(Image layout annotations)
* * *

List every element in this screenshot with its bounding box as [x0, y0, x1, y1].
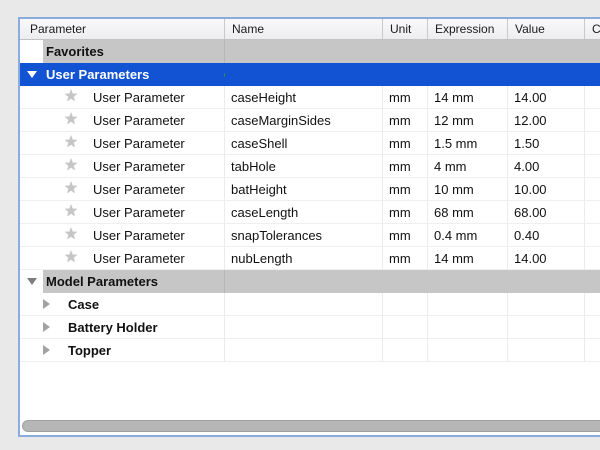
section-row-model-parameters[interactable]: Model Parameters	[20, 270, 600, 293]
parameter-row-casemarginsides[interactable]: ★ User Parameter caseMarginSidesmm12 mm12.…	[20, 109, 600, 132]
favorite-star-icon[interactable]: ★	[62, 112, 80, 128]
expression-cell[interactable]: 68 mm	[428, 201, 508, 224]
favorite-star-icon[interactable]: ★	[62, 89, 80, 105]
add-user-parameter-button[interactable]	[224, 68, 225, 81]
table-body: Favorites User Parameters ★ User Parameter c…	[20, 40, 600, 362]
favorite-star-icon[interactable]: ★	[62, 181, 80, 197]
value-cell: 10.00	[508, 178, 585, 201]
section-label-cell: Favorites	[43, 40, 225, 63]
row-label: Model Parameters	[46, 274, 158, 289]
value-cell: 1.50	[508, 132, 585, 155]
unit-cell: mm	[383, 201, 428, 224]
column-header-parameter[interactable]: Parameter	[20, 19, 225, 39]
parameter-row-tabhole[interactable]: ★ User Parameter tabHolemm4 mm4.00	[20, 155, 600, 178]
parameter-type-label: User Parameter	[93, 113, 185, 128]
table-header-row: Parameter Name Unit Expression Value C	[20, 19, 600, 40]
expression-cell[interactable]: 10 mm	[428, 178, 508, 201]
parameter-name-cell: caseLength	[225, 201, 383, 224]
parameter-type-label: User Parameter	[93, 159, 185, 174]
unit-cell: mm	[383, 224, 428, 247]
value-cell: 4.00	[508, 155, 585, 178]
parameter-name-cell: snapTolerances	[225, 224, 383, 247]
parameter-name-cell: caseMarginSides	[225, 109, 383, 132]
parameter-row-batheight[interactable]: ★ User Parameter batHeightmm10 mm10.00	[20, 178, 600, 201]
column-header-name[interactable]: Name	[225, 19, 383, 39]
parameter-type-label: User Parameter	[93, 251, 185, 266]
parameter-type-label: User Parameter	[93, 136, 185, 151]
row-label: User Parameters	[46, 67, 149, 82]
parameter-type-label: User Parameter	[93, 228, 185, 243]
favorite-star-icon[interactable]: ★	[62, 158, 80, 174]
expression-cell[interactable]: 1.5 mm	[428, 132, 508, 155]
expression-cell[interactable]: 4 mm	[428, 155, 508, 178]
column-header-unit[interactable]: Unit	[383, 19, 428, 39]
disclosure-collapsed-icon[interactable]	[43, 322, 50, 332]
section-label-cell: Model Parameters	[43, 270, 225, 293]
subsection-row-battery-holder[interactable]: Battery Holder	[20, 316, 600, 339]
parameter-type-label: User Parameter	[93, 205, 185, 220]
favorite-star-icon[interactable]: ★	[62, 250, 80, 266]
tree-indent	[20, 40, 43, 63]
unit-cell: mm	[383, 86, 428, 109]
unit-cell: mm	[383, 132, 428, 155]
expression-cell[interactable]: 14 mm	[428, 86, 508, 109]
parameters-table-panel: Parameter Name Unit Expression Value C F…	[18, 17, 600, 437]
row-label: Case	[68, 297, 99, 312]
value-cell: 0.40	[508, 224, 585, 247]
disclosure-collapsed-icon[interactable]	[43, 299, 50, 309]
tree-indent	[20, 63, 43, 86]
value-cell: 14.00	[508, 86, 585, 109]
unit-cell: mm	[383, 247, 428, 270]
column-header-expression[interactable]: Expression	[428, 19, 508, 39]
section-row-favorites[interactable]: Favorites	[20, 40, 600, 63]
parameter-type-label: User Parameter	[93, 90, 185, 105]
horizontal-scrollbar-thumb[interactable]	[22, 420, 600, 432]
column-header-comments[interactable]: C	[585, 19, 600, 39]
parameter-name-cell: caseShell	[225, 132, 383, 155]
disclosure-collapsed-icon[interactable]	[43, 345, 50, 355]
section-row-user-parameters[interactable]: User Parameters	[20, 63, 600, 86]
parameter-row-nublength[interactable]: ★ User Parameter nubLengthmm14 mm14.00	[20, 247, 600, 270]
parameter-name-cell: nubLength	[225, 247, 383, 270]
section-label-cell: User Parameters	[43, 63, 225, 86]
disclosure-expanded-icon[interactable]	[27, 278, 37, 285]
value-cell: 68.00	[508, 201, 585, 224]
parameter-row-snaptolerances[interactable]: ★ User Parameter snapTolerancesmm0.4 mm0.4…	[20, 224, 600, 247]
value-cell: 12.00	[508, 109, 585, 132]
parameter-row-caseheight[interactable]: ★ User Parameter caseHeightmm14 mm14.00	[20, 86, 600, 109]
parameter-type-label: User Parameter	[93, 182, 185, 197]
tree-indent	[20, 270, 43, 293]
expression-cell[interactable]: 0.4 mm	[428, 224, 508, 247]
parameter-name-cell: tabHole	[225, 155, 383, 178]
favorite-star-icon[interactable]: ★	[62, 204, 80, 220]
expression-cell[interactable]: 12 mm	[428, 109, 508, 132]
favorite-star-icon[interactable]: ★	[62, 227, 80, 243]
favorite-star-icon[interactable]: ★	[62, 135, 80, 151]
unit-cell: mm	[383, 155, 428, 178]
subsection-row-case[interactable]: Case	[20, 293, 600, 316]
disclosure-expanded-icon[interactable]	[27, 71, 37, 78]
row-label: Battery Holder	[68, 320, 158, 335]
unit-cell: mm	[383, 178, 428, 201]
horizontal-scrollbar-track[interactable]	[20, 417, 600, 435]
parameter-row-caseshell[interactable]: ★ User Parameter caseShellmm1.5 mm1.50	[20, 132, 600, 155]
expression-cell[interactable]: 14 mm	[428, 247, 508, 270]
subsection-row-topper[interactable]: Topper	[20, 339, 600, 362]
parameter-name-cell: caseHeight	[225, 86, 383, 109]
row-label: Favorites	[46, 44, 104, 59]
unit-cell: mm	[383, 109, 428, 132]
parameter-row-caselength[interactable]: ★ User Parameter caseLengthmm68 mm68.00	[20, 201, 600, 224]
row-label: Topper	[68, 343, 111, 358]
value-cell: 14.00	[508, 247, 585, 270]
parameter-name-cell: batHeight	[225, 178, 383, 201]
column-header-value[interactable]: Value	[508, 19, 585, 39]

* * *

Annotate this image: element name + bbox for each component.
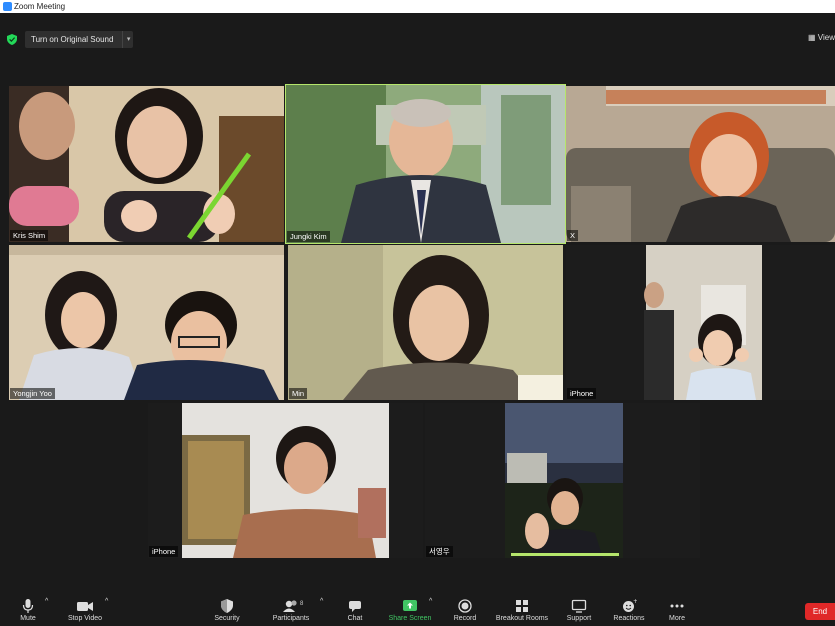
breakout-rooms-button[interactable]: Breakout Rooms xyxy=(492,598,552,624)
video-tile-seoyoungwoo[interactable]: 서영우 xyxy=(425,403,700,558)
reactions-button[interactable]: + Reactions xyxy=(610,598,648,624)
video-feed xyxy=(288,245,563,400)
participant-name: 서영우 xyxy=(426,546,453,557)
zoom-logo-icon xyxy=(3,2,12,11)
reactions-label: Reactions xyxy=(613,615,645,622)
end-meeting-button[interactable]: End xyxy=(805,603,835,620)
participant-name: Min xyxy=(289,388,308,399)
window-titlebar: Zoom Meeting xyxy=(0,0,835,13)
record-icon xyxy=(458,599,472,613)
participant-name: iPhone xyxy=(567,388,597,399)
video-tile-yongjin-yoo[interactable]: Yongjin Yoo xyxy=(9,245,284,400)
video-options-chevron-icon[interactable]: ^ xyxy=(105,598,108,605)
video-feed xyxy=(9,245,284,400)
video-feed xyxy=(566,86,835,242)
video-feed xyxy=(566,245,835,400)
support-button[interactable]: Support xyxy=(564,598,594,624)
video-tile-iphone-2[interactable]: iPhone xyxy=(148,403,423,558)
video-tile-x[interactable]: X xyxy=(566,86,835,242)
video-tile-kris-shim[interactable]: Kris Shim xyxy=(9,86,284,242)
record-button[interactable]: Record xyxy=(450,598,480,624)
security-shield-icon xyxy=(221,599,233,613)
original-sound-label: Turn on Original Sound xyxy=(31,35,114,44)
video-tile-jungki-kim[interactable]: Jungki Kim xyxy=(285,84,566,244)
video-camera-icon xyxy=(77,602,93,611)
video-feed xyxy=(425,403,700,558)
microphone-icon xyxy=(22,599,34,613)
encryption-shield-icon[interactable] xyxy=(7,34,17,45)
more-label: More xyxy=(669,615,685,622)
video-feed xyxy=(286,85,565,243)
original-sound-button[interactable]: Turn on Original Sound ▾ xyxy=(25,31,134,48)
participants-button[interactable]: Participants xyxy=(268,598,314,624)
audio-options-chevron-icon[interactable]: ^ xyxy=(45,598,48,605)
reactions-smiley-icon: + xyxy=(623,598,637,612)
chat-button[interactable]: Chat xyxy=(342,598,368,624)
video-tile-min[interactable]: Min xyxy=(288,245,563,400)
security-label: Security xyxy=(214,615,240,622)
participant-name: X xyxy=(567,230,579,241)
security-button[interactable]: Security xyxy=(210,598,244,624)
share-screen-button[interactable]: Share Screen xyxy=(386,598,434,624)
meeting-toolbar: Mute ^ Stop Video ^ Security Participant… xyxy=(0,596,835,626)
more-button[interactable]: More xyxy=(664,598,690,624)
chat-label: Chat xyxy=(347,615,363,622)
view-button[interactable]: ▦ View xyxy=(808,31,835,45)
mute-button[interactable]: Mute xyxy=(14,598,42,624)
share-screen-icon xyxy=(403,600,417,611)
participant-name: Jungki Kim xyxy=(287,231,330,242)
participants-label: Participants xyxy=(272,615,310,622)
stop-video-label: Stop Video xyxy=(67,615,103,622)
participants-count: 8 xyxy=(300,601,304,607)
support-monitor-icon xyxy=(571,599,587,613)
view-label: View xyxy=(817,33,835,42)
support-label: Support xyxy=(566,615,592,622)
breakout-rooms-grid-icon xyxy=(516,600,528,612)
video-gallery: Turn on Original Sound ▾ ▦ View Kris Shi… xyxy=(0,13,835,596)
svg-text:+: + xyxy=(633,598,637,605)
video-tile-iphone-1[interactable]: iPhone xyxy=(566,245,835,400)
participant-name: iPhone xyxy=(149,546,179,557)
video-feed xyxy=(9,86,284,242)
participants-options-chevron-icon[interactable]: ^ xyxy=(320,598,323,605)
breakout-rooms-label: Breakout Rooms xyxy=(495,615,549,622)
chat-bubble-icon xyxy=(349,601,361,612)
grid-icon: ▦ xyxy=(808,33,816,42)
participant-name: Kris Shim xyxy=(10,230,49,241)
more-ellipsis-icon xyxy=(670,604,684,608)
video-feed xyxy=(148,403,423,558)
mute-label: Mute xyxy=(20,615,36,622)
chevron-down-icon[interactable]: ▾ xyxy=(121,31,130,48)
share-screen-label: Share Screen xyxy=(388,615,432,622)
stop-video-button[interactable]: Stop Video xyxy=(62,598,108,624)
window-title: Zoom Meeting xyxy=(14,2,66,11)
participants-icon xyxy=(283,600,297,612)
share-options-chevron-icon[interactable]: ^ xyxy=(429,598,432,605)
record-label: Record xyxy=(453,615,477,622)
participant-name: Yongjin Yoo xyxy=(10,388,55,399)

* * *

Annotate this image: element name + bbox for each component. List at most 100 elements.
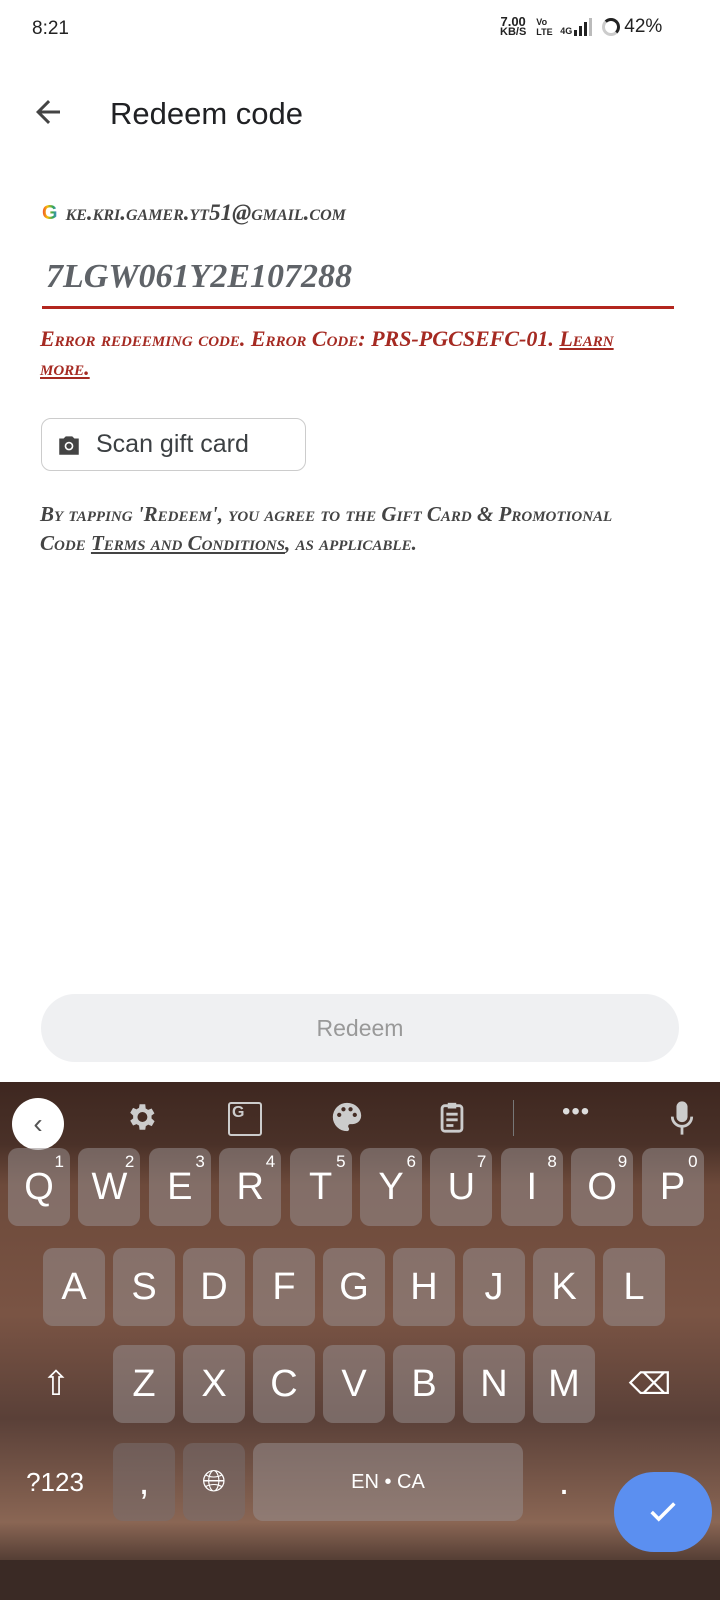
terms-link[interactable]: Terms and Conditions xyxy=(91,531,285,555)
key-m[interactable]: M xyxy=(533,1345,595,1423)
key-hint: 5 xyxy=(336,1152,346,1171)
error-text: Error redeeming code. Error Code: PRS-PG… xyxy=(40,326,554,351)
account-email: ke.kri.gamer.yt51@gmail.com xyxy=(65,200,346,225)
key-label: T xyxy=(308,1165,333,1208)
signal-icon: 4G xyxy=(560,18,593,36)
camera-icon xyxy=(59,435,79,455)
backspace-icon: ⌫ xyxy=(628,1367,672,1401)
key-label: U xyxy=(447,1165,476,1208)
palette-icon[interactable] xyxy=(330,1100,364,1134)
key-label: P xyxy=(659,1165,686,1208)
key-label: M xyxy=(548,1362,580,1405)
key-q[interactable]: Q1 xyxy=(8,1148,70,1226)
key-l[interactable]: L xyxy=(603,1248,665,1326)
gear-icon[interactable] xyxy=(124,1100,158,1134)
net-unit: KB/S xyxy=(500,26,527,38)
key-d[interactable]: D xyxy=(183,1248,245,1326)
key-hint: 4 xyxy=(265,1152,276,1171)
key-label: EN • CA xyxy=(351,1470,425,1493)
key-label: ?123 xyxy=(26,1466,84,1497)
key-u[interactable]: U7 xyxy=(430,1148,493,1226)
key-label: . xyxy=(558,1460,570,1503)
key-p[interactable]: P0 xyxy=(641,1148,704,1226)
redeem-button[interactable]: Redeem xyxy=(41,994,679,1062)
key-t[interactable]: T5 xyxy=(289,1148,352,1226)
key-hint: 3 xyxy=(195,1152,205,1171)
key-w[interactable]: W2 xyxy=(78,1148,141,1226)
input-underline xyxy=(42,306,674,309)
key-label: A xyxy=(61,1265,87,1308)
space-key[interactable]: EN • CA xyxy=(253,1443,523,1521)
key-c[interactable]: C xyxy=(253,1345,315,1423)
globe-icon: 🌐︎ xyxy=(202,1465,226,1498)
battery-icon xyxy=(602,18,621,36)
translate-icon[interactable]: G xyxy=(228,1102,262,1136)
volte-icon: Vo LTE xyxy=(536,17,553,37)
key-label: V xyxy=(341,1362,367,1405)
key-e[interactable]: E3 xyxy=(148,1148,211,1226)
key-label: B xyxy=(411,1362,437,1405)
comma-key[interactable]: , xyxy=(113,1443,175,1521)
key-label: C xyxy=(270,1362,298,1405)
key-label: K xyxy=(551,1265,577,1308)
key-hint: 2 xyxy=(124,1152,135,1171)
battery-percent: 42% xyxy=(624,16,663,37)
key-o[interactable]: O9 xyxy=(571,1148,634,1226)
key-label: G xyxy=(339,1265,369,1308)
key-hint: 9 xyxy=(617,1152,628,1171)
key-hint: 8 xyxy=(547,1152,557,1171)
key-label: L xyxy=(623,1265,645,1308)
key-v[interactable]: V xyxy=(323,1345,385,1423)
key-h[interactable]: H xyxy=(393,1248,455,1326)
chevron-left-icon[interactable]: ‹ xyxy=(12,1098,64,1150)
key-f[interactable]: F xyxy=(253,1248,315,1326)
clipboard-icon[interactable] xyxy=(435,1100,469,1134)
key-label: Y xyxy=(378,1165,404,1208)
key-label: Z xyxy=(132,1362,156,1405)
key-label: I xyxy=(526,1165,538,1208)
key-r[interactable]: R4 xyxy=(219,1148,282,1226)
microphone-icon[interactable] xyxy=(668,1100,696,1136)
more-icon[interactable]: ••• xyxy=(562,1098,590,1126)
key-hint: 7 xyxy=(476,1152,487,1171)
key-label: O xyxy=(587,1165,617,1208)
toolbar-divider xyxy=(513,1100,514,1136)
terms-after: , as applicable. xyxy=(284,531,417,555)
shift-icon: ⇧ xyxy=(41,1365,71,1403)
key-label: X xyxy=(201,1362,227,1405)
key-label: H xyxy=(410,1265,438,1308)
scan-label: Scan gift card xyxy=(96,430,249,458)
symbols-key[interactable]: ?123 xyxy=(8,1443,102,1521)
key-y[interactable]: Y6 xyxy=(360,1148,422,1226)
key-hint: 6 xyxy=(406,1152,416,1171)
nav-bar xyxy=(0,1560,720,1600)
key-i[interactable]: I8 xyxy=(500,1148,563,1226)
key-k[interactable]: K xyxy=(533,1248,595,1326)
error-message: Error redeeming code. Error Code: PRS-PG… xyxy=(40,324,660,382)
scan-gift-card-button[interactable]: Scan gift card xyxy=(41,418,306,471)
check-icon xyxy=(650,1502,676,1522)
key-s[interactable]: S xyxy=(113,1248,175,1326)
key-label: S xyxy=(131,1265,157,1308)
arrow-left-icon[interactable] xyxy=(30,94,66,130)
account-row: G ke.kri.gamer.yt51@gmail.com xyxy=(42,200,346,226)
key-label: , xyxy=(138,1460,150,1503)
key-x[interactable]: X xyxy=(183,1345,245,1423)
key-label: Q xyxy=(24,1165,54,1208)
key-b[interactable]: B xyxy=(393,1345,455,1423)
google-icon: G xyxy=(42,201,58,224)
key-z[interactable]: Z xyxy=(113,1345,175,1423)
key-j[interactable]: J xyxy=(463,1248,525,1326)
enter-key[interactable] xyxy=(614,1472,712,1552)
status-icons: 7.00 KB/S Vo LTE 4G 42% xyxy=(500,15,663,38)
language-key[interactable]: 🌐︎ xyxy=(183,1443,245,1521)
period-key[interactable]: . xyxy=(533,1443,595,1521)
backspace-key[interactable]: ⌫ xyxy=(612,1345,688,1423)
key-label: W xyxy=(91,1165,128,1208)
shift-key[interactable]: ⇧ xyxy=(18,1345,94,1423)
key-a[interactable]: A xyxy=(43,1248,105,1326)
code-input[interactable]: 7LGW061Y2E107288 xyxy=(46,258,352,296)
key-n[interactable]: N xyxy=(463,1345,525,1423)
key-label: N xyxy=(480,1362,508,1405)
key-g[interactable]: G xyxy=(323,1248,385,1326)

* * *

OBJECTIVE: Copy the stretch of entries from the line containing "270, 600, 293]" through the line containing "parameter-row-tabhole[interactable]: ★ User", both included, reproducing each line precisely.

COMPLETE RESPONSE:
section-row-model-parameters[interactable]: Model Parameters	[20, 270, 600, 293]
parameter-row-casemarginsides[interactable]: ★ User Parameter caseMarginSidesmm12 mm12.…	[20, 109, 600, 132]
favorite-star-icon[interactable]: ★	[62, 112, 80, 128]
expression-cell[interactable]: 68 mm	[428, 201, 508, 224]
favorite-star-icon[interactable]: ★	[62, 89, 80, 105]
add-user-parameter-button[interactable]	[224, 68, 225, 81]
table-body: Favorites User Parameters ★ User Parameter c…	[20, 40, 600, 362]
favorite-star-icon[interactable]: ★	[62, 181, 80, 197]
value-cell: 10.00	[508, 178, 585, 201]
section-label-cell: Favorites	[43, 40, 225, 63]
row-label: Model Parameters	[46, 274, 158, 289]
value-cell: 1.50	[508, 132, 585, 155]
unit-cell: mm	[383, 201, 428, 224]
column-header-parameter[interactable]: Parameter	[20, 19, 225, 39]
parameter-row-tabhole[interactable]: ★ User Parameter tabHolemm4 mm4.00	[20, 155, 600, 178]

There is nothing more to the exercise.